[Start]

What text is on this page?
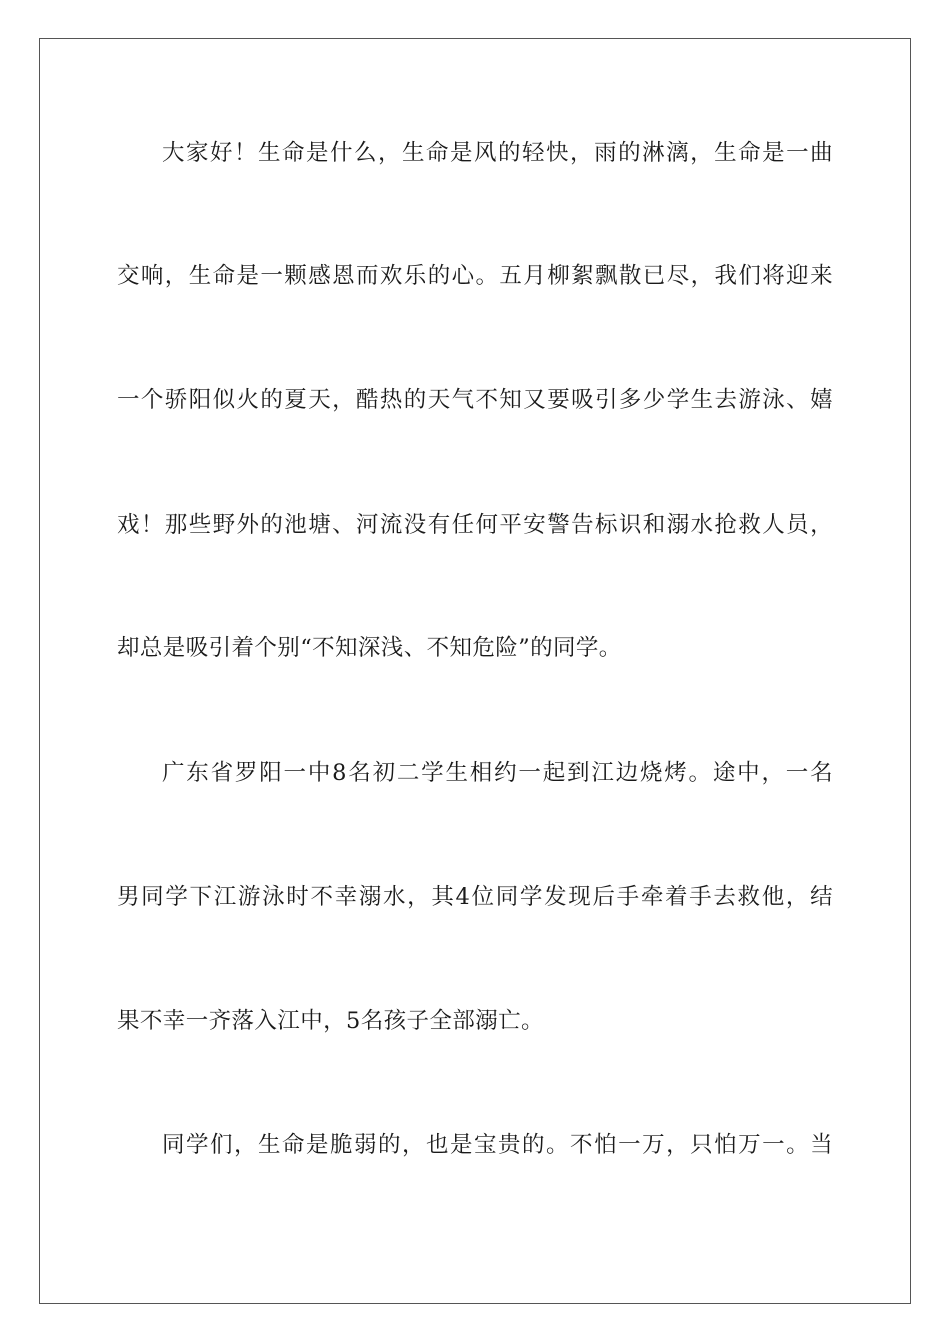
大家好！生命是什么，生命是风的轻快，雨的淋漓，生命是一曲
交响，生命是一颗感恩而欢乐的心。五月柳絮飘散已尽，我们将迎来
一个骄阳似火的夏天，酷热的天气不知又要吸引多少学生去游泳、嬉
戏！那些野外的池塘、河流没有任何平安警告标识和溺水抢救人员，
却总是吸引着个别“不知深浅、不知危险”的同学。
广东省罗阳一中8名初二学生相约一起到江边烧烤。途中，一名
男同学下江游泳时不幸溺水，其4位同学发现后手牵着手去救他，结
果不幸一齐落入江中，5名孩子全部溺亡。
同学们，生命是脆弱的，也是宝贵的。不怕一万，只怕万一。当
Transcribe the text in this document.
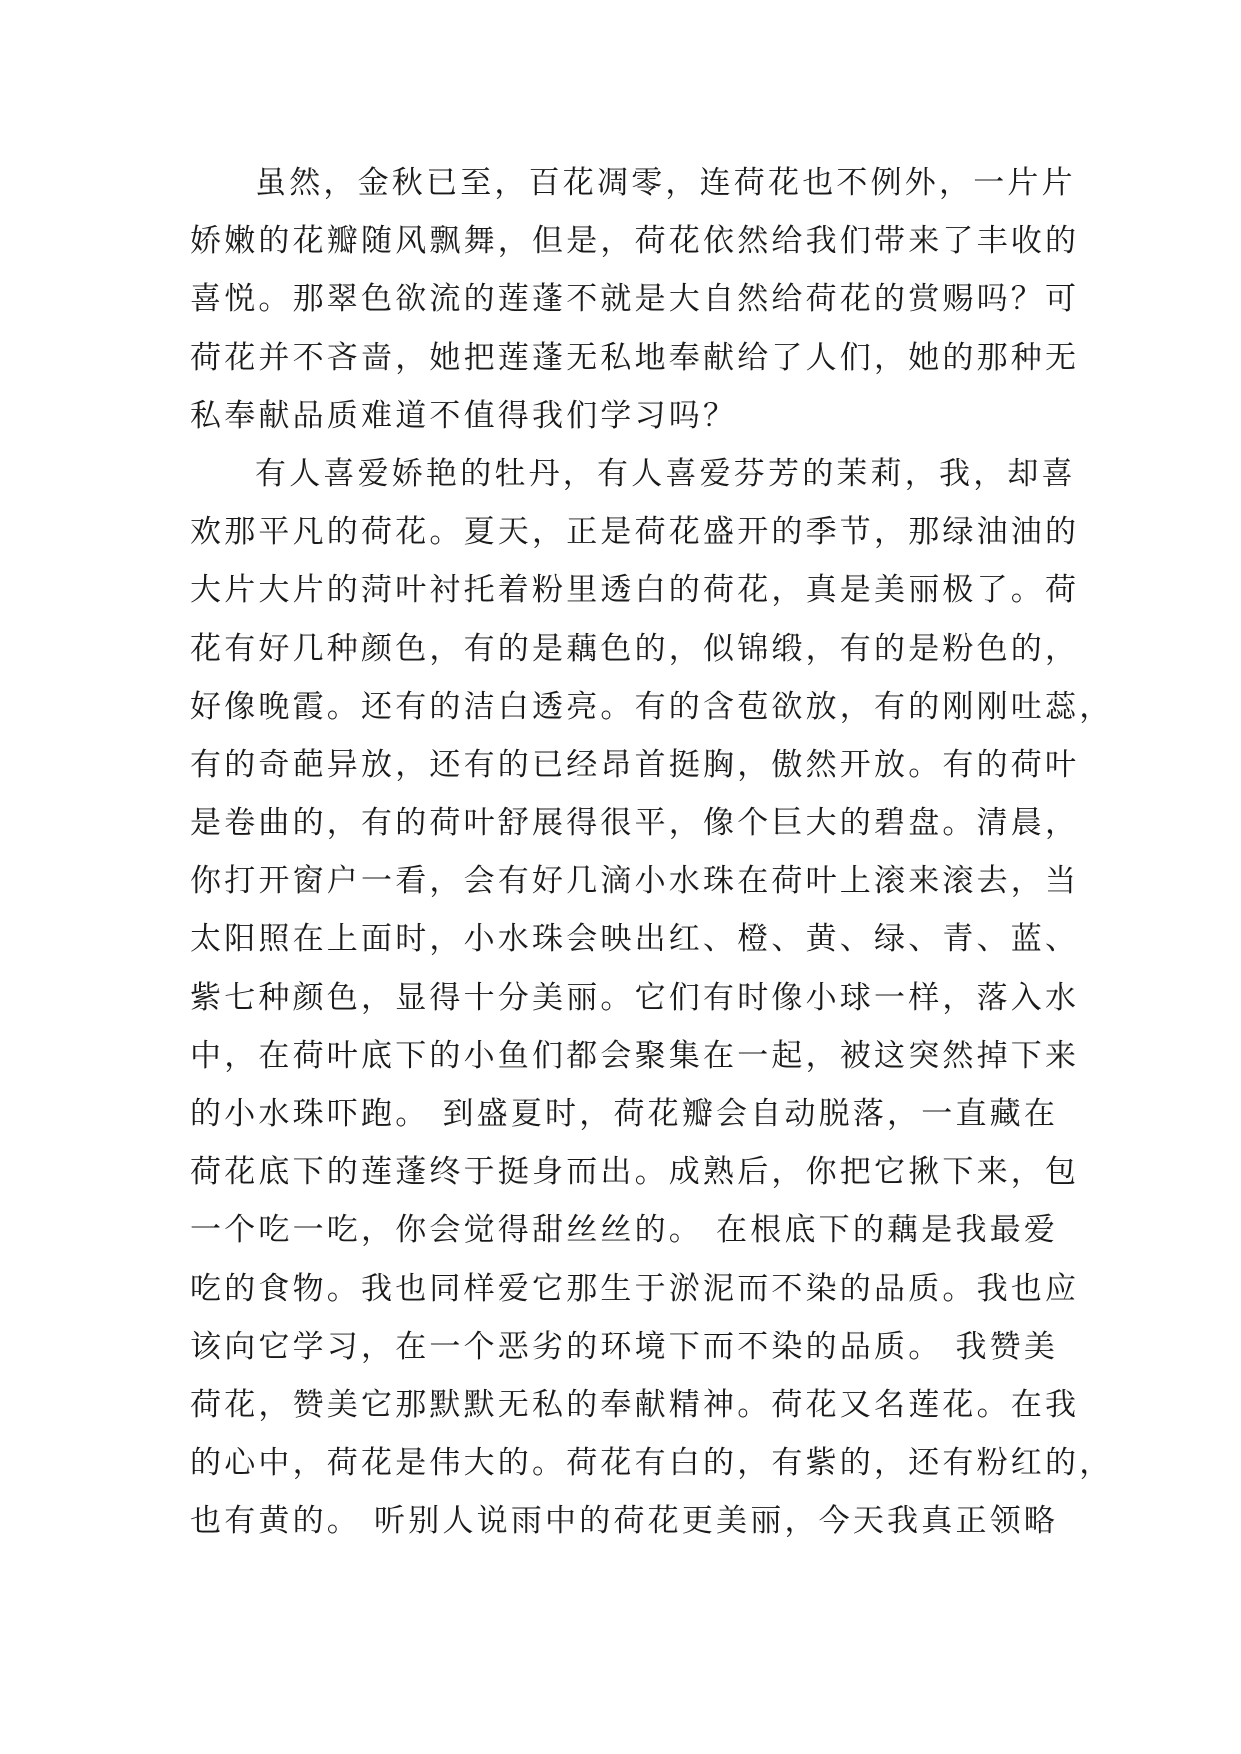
虽然，金秋已至，百花凋零，连荷花也不例外，一片片
娇嫩的花瓣随风飘舞，但是，荷花依然给我们带来了丰收的
喜悦。那翠色欲流的莲蓬不就是大自然给荷花的赏赐吗？可
荷花并不吝啬，她把莲蓬无私地奉献给了人们，她的那种无
私奉献品质难道不值得我们学习吗？
有人喜爱娇艳的牡丹，有人喜爱芬芳的茉莉，我，却喜
欢那平凡的荷花。夏天，正是荷花盛开的季节，那绿油油的
大片大片的菏叶衬托着粉里透白的荷花，真是美丽极了。荷
花有好几种颜色，有的是藕色的，似锦缎，有的是粉色的，
好像晚霞。还有的洁白透亮。有的含苞欲放，有的刚刚吐蕊，
有的奇葩异放，还有的已经昂首挺胸，傲然开放。有的荷叶
是卷曲的，有的荷叶舒展得很平，像个巨大的碧盘。清晨，
你打开窗户一看，会有好几滴小水珠在荷叶上滚来滚去，当
太阳照在上面时，小水珠会映出红、橙、黄、绿、青、蓝、
紫七种颜色，显得十分美丽。它们有时像小球一样，落入水
中，在荷叶底下的小鱼们都会聚集在一起，被这突然掉下来
的小水珠吓跑。 到盛夏时，荷花瓣会自动脱落，一直藏在
荷花底下的莲蓬终于挺身而出。成熟后，你把它揪下来，包
一个吃一吃，你会觉得甜丝丝的。 在根底下的藕是我最爱
吃的食物。我也同样爱它那生于淤泥而不染的品质。我也应
该向它学习，在一个恶劣的环境下而不染的品质。 我赞美
荷花，赞美它那默默无私的奉献精神。荷花又名莲花。在我
的心中，荷花是伟大的。荷花有白的，有紫的，还有粉红的，
也有黄的。 听别人说雨中的荷花更美丽，今天我真正领略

[End]

**Task goal**
Check each line of the records for the word "text", and show the lines that contain it.

**Written answer**
What text is on this page?
Transcribe the text in this document.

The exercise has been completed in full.